_Exercise requirements_
a. According to the book reviews, where do the elderly Jewish survivors now live?
b. Set down the book reviews word for word between "There are some" and "well written story.", inclusive.
c. Resume the book reviews where they stop.

_Given passage_
Overall, though, characters like Simon Winter; Walter Robinson, and Espy Martinez, are glowing in their richness and intricacies. Even Leroy "F" Jackson, an ignoble druggie, turns makes an astounding turnaround in dealing with the horrifying murderer.
There are some riveting scenes, as well; early in the book, there's a scene where Sophie gets ready for bed, and it is laid out so slowly that it creates a tremendous aura of suspense, as you know the old lady is going to bite the bullet. Unfortunately, other lengthy scenes, don't quite have this edge.
The ending is quite well done, and it has one of those "ah no" endings.
All in all, despite is plodding pace, it's a very well written story.
RECOMMENDED.

A very readable book!
Unlike some of the other reviews offered herein, I found this book quite refreshing. It offered a story that moved at a decent pace and offered some unlikely heroes. While this book isn't the best book I've read, it was quite compelling in its storyline. I found it immensely refreshing to find that the protagonists were not your everyday, run-of-the-mill "supermans". If you want to find a story that compels you to read further, yet without "suspending disbelief" too much, then this is the book to read. If you search for "the" book to define suspense fiction, maybe you should look elsewhere, however, if you want to find a diverting story, with nice balance, read this book! I'm going to read more from Katzenbach.

Horrors From the Past
This is an excellent book of suspense and drama based on an interesting premise. For some, the war never ends and the hatred never diminishes. The joy of the hunt and the thrill of the kill must continue forever. Such is the mindset of the man known as The Shadow Man. For the elderly Jewish survivors who now live in Florida, their worst fears are realised as the horrors of their past come back to haunt them and, even worse, to kill them.

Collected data
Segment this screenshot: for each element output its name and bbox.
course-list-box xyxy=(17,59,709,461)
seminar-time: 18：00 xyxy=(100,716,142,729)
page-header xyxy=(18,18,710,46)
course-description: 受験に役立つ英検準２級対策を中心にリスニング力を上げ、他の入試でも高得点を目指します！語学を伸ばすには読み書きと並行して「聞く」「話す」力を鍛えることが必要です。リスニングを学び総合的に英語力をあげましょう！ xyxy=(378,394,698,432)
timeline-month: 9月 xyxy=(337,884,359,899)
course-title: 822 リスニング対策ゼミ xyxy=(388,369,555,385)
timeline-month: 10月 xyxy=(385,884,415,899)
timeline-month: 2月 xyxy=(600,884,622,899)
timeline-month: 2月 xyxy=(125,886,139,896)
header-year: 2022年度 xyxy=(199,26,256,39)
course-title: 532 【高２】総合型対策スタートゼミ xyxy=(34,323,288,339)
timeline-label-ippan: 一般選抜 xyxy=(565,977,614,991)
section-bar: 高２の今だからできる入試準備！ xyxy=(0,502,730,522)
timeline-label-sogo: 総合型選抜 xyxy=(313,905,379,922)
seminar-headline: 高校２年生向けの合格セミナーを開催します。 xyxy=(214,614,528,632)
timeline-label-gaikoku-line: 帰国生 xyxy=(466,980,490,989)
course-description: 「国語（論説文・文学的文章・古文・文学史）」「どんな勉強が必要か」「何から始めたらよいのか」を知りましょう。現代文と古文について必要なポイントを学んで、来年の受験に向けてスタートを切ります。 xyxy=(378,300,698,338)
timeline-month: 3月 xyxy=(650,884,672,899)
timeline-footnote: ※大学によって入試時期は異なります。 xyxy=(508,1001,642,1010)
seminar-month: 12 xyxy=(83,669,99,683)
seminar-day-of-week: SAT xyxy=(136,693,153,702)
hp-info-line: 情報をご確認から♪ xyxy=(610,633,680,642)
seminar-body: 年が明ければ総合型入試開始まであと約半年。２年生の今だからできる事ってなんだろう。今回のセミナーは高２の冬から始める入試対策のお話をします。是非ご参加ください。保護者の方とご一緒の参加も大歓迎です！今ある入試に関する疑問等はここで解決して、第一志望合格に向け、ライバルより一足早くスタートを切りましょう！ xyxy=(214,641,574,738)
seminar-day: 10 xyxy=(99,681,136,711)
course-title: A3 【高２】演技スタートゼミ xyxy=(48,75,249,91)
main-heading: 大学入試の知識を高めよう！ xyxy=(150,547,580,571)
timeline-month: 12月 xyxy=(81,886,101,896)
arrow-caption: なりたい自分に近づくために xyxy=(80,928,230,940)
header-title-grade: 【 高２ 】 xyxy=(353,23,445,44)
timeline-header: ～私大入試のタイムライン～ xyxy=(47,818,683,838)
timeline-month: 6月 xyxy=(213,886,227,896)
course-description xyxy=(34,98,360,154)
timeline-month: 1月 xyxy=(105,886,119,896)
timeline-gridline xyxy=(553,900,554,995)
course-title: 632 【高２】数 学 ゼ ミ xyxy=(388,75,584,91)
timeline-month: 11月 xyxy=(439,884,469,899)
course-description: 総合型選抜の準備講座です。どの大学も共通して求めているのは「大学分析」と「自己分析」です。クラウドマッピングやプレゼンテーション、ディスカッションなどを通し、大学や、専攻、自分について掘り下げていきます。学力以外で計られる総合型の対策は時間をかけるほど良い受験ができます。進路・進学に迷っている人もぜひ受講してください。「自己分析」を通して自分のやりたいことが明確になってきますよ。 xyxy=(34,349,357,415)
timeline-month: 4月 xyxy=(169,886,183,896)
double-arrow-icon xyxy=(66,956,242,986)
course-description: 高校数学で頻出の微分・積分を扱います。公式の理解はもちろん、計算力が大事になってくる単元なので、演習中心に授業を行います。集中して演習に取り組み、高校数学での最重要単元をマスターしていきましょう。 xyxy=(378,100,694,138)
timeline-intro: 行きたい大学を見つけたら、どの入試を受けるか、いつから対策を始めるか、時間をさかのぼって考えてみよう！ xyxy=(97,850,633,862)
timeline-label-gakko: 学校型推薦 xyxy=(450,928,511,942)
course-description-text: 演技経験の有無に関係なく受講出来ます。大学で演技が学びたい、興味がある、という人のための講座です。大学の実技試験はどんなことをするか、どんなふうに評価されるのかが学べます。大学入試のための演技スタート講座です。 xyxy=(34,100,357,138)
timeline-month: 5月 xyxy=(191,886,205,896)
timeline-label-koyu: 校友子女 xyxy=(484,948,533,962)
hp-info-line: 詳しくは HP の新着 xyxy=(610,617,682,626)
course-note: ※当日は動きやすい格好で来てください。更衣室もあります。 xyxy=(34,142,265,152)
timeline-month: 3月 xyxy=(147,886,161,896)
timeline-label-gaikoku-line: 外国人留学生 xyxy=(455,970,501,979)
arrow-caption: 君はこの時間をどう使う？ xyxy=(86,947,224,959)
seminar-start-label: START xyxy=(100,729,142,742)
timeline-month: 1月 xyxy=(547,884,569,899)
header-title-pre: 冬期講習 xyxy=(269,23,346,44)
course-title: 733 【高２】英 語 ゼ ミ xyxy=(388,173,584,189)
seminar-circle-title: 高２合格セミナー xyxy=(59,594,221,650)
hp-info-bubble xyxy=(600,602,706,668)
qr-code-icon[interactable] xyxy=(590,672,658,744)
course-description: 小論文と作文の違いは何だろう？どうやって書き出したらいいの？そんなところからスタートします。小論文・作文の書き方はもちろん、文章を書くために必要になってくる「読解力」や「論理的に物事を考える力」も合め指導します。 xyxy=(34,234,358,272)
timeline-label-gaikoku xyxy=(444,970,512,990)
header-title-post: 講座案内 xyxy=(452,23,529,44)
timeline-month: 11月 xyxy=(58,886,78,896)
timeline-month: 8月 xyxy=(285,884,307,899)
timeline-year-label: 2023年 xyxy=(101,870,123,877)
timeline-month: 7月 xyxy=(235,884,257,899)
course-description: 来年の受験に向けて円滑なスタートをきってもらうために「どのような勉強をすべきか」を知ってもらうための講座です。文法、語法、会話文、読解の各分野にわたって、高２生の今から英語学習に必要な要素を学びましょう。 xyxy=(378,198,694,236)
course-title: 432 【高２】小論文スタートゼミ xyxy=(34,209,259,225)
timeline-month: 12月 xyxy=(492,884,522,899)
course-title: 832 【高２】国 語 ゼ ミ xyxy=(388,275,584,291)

_Responses_
a. Florida

b.
There are some riveting scenes, as well; early in the book, there's a scene where Sophie gets ready for bed, and it is laid out so slowly that it creates a tremendous aura of suspense, as you know the old lady is going to bite the bullet. Unfortunately, other lengthy scenes, don't quite have this edge.
The ending is quite well done, and it has one of those "ah no" endings.
All in all, despite is plodding pace, it's a very well written story.

c.
The Shadow Man was one of the people in Nazi Germany who was known as a catcher. A Jew who worked with the Gestapo identifying and flushing out Jewish citizens before sending them to the concentration camps. Seeing him and being seen by him was thought to be synonymous to death. Of all the catchers in Berlin, The Shadow Man was the most feared and most hated.

When one of the Miami Beach residents swears she has spotted The Shadow Man right there in the neighbourhood, the news is treated with some scepticism. But when the number of suspicious deaths begins to grow, the unthinkable possibility becomes more and more likely. The Miami police are up against a man who has had over 50 years experience. Okay, he may be a senior citizen now, but he's still very good at what he does and is just as determined as ever.

There are some remarkable characterisations in this story making it more than just a run of the mill suspense drama. From the suicidal ex-cop, Simon Winter, to prosecutor / avenger Espy Martinez and junkie Leroy Jefferson. All make vital contributions and at times provide some telling insights into what may motivate different people to act.

This is a fast paced thriller with a slightly skewed spin that manages to capture the attention from the opening page.